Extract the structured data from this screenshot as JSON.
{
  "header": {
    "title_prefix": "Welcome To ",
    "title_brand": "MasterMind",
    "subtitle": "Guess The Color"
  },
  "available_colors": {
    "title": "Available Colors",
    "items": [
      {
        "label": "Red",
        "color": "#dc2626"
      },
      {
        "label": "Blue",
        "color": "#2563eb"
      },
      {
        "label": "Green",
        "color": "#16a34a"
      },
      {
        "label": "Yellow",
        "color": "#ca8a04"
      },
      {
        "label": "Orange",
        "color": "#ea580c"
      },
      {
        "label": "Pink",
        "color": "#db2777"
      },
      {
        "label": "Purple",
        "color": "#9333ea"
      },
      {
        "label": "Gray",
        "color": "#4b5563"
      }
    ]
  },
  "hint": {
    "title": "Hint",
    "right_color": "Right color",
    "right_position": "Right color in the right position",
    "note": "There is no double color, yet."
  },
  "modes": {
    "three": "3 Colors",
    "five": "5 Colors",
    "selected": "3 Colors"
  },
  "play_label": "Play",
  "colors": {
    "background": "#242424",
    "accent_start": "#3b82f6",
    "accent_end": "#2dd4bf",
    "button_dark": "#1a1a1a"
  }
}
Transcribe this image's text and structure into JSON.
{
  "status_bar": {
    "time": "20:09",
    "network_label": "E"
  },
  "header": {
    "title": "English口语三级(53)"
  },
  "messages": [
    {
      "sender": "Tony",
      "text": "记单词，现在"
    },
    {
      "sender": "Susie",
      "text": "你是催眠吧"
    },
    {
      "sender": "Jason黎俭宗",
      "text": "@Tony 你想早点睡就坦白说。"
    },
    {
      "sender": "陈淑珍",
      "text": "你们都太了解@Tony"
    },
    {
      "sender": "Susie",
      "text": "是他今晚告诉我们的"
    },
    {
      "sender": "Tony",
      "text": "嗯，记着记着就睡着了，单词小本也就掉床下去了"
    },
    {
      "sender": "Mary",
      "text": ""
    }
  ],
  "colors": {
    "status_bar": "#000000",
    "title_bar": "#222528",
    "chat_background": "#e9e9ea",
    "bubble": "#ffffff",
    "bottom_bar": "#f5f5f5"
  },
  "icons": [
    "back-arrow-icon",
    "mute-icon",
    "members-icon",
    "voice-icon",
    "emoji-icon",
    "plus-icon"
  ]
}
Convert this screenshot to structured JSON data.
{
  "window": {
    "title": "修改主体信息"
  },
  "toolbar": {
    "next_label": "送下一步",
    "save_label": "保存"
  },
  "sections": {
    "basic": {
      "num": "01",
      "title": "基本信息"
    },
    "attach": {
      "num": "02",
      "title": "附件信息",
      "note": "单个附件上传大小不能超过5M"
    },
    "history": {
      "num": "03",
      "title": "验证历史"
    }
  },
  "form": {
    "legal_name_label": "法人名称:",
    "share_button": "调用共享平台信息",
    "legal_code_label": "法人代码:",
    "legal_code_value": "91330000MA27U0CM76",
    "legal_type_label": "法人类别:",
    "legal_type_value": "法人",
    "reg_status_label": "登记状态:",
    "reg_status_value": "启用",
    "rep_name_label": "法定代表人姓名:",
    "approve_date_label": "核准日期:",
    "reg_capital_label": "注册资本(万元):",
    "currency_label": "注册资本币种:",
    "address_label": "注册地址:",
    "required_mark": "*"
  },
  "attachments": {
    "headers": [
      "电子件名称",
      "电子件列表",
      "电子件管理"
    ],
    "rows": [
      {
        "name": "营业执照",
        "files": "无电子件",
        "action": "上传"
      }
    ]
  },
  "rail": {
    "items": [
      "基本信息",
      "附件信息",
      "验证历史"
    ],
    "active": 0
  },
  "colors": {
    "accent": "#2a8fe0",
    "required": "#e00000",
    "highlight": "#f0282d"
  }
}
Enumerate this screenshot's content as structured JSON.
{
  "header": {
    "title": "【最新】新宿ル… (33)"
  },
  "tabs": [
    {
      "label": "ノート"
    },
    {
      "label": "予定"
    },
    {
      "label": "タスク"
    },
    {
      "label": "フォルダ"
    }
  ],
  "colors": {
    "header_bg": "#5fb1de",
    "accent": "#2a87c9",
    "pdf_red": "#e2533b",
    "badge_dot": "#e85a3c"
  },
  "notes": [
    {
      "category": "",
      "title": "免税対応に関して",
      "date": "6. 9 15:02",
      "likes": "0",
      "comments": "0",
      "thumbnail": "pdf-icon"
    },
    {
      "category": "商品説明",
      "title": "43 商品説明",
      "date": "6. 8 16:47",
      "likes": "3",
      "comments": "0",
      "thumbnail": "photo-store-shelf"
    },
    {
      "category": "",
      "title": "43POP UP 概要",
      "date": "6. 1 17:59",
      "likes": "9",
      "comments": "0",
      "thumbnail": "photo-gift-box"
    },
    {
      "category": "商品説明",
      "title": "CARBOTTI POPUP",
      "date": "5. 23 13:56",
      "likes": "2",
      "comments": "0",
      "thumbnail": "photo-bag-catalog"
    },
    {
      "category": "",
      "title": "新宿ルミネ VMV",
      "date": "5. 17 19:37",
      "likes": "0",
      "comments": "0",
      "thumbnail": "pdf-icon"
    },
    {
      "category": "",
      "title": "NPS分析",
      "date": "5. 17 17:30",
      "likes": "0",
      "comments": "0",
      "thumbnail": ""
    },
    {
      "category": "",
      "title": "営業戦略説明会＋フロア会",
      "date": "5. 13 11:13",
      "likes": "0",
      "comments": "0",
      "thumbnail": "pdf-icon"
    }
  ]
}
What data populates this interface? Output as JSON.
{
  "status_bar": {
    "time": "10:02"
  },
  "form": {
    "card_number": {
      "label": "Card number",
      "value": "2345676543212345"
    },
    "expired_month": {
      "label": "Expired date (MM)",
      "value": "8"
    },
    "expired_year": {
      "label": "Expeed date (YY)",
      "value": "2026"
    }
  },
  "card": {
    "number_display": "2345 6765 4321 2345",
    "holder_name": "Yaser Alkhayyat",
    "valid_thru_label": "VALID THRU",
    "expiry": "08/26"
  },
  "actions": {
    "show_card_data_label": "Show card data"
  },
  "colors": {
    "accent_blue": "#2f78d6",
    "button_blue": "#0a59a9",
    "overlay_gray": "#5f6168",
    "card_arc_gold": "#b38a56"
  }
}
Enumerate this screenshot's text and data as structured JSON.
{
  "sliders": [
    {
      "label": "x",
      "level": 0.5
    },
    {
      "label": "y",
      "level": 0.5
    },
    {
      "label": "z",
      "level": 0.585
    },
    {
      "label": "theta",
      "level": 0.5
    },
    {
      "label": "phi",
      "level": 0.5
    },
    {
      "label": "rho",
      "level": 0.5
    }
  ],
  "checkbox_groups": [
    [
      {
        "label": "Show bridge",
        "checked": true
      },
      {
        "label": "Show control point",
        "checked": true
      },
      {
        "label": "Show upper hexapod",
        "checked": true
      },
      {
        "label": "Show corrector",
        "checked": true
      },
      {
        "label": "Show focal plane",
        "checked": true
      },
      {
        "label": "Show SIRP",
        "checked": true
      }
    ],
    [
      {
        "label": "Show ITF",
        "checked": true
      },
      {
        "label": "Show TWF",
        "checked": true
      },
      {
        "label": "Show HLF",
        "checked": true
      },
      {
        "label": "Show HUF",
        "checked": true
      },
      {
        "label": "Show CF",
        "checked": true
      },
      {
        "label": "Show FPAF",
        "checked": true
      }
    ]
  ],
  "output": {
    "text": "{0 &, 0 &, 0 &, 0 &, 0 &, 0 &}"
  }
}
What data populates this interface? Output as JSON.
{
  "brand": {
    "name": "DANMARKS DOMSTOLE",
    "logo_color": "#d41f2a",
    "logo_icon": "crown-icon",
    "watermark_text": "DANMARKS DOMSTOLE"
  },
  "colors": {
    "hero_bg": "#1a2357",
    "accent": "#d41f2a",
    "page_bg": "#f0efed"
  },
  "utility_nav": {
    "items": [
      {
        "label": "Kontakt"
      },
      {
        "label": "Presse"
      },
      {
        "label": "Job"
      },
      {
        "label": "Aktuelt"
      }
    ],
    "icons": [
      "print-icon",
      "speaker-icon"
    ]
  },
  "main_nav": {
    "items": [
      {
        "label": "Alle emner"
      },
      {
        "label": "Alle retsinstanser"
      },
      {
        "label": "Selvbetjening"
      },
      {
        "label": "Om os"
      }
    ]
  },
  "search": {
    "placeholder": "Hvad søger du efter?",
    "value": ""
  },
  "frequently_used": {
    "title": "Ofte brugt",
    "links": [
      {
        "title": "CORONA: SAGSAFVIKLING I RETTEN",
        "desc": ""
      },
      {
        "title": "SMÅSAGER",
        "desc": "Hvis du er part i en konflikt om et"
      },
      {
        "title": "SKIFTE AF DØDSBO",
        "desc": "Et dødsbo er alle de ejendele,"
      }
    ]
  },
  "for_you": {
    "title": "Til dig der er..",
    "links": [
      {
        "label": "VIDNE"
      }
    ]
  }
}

### Given problem
Go through the material line by line. Show each line that contains the string "thumbnail".

### Written answer
      "thumbnail": "pdf-icon"
      "thumbnail": "photo-store-shelf"
      "thumbnail": "photo-gift-box"
      "thumbnail": "photo-bag-catalog"
      "thumbnail": "pdf-icon"
      "thumbnail": ""
      "thumbnail": "pdf-icon"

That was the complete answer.